The records that follow must be reproduced in full, exactly as written.
───── Source records ─────
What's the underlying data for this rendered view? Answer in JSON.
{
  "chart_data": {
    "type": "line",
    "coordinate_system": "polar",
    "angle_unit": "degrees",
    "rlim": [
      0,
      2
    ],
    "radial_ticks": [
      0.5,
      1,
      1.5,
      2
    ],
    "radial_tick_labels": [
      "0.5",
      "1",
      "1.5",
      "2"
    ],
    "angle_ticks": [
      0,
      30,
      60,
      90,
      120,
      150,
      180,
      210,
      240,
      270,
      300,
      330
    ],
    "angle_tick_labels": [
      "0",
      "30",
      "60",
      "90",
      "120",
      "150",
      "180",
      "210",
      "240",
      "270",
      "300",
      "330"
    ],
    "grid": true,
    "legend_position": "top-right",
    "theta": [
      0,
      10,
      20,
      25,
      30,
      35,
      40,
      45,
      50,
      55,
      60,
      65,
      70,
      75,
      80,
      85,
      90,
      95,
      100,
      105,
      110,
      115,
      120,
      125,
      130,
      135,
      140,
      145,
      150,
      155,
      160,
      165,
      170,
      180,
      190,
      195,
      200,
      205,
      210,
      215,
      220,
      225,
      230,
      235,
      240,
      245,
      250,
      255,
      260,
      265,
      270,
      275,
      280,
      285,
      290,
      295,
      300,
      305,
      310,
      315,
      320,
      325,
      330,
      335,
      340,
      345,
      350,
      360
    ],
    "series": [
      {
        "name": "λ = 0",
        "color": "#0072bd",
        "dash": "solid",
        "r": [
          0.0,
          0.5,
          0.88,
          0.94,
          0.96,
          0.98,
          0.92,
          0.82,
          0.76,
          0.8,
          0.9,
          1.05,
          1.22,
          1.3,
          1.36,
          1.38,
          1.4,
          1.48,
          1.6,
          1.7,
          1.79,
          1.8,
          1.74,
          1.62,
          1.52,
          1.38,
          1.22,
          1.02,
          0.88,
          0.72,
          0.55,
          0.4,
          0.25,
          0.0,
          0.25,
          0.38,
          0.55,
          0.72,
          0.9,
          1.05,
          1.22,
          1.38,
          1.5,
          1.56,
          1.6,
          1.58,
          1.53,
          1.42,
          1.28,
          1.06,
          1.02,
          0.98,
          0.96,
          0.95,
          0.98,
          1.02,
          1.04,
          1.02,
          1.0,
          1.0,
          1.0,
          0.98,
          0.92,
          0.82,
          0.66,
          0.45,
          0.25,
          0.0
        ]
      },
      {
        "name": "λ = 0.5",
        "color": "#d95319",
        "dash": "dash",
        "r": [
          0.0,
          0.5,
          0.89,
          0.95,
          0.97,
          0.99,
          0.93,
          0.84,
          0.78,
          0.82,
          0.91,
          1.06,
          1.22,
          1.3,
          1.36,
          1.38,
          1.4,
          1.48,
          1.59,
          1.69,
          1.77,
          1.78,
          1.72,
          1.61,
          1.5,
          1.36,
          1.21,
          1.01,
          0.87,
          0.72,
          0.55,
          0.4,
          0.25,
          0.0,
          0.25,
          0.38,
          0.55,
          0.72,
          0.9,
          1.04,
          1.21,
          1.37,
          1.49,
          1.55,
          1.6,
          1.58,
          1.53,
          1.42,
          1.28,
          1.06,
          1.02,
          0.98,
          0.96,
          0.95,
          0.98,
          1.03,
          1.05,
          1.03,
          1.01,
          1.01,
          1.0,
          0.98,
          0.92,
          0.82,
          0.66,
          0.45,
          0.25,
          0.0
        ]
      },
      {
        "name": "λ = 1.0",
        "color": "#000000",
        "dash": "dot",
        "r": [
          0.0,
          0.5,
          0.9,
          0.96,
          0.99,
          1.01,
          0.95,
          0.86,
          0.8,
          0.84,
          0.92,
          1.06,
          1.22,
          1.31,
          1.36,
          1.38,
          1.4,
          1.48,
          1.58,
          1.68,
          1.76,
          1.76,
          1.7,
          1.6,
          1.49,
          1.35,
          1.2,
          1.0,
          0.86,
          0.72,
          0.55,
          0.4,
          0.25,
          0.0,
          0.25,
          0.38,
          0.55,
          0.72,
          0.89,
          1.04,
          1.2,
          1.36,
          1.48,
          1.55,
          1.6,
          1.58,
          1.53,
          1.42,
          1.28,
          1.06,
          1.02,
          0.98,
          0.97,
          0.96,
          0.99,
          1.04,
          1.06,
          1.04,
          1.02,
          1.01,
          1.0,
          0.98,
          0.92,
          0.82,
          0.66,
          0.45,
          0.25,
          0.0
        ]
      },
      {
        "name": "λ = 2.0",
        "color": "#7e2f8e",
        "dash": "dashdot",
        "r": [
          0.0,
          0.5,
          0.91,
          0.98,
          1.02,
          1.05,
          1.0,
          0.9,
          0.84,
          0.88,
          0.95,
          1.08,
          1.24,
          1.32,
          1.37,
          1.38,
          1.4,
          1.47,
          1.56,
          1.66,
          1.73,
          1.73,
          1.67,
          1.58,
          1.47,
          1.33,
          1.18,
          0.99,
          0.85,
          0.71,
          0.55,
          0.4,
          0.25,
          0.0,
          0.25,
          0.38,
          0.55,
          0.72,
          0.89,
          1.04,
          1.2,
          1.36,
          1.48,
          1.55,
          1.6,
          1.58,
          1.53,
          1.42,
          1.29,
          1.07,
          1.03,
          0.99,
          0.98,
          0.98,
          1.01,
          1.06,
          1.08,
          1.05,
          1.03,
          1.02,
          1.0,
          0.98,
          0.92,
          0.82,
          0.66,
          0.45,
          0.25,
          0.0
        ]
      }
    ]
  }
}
─────
### Complete answer
What's the underlying data for this rendered view? Answer in JSON.
{
  "chart_data": {
    "type": "line",
    "coordinate_system": "polar",
    "angle_unit": "degrees",
    "rlim": [
      0,
      2
    ],
    "radial_ticks": [
      0.5,
      1,
      1.5,
      2
    ],
    "radial_tick_labels": [
      "0.5",
      "1",
      "1.5",
      "2"
    ],
    "angle_ticks": [
      0,
      30,
      60,
      90,
      120,
      150,
      180,
      210,
      240,
      270,
      300,
      330
    ],
    "angle_tick_labels": [
      "0",
      "30",
      "60",
      "90",
      "120",
      "150",
      "180",
      "210",
      "240",
      "270",
      "300",
      "330"
    ],
    "grid": true,
    "legend_position": "top-right",
    "theta": [
      0,
      10,
      20,
      25,
      30,
      35,
      40,
      45,
      50,
      55,
      60,
      65,
      70,
      75,
      80,
      85,
      90,
      95,
      100,
      105,
      110,
      115,
      120,
      125,
      130,
      135,
      140,
      145,
      150,
      155,
      160,
      165,
      170,
      180,
      190,
      195,
      200,
      205,
      210,
      215,
      220,
      225,
      230,
      235,
      240,
      245,
      250,
      255,
      260,
      265,
      270,
      275,
      280,
      285,
      290,
      295,
      300,
      305,
      310,
      315,
      320,
      325,
      330,
      335,
      340,
      345,
      350,
      360
    ],
    "series": [
      {
        "name": "λ = 0",
        "color": "#0072bd",
        "dash": "solid",
        "r": [
          0.0,
          0.5,
          0.88,
          0.94,
          0.96,
          0.98,
          0.92,
          0.82,
          0.76,
          0.8,
          0.9,
          1.05,
          1.22,
          1.3,
          1.36,
          1.38,
          1.4,
          1.48,
          1.6,
          1.7,
          1.79,
          1.8,
          1.74,
          1.62,
          1.52,
          1.38,
          1.22,
          1.02,
          0.88,
          0.72,
          0.55,
          0.4,
          0.25,
          0.0,
          0.25,
          0.38,
          0.55,
          0.72,
          0.9,
          1.05,
          1.22,
          1.38,
          1.5,
          1.56,
          1.6,
          1.58,
          1.53,
          1.42,
          1.28,
          1.06,
          1.02,
          0.98,
          0.96,
          0.95,
          0.98,
          1.02,
          1.04,
          1.02,
          1.0,
          1.0,
          1.0,
          0.98,
          0.92,
          0.82,
          0.66,
          0.45,
          0.25,
          0.0
        ]
      },
      {
        "name": "λ = 0.5",
        "color": "#d95319",
        "dash": "dash",
        "r": [
          0.0,
          0.5,
          0.89,
          0.95,
          0.97,
          0.99,
          0.93,
          0.84,
          0.78,
          0.82,
          0.91,
          1.06,
          1.22,
          1.3,
          1.36,
          1.38,
          1.4,
          1.48,
          1.59,
          1.69,
          1.77,
          1.78,
          1.72,
          1.61,
          1.5,
          1.36,
          1.21,
          1.01,
          0.87,
          0.72,
          0.55,
          0.4,
          0.25,
          0.0,
          0.25,
          0.38,
          0.55,
          0.72,
          0.9,
          1.04,
          1.21,
          1.37,
          1.49,
          1.55,
          1.6,
          1.58,
          1.53,
          1.42,
          1.28,
          1.06,
          1.02,
          0.98,
          0.96,
          0.95,
          0.98,
          1.03,
          1.05,
          1.03,
          1.01,
          1.01,
          1.0,
          0.98,
          0.92,
          0.82,
          0.66,
          0.45,
          0.25,
          0.0
        ]
      },
      {
        "name": "λ = 1.0",
        "color": "#000000",
        "dash": "dot",
        "r": [
          0.0,
          0.5,
          0.9,
          0.96,
          0.99,
          1.01,
          0.95,
          0.86,
          0.8,
          0.84,
          0.92,
          1.06,
          1.22,
          1.31,
          1.36,
          1.38,
          1.4,
          1.48,
          1.58,
          1.68,
          1.76,
          1.76,
          1.7,
          1.6,
          1.49,
          1.35,
          1.2,
          1.0,
          0.86,
          0.72,
          0.55,
          0.4,
          0.25,
          0.0,
          0.25,
          0.38,
          0.55,
          0.72,
          0.89,
          1.04,
          1.2,
          1.36,
          1.48,
          1.55,
          1.6,
          1.58,
          1.53,
          1.42,
          1.28,
          1.06,
          1.02,
          0.98,
          0.97,
          0.96,
          0.99,
          1.04,
          1.06,
          1.04,
          1.02,
          1.01,
          1.0,
          0.98,
          0.92,
          0.82,
          0.66,
          0.45,
          0.25,
          0.0
        ]
      },
      {
        "name": "λ = 2.0",
        "color": "#7e2f8e",
        "dash": "dashdot",
        "r": [
          0.0,
          0.5,
          0.91,
          0.98,
          1.02,
          1.05,
          1.0,
          0.9,
          0.84,
          0.88,
          0.95,
          1.08,
          1.24,
          1.32,
          1.37,
          1.38,
          1.4,
          1.47,
          1.56,
          1.66,
          1.73,
          1.73,
          1.67,
          1.58,
          1.47,
          1.33,
          1.18,
          0.99,
          0.85,
          0.71,
          0.55,
          0.4,
          0.25,
          0.0,
          0.25,
          0.38,
          0.55,
          0.72,
          0.89,
          1.04,
          1.2,
          1.36,
          1.48,
          1.55,
          1.6,
          1.58,
          1.53,
          1.42,
          1.29,
          1.07,
          1.03,
          0.99,
          0.98,
          0.98,
          1.01,
          1.06,
          1.08,
          1.05,
          1.03,
          1.02,
          1.0,
          0.98,
          0.92,
          0.82,
          0.66,
          0.45,
          0.25,
          0.0
        ]
      }
    ]
  }
}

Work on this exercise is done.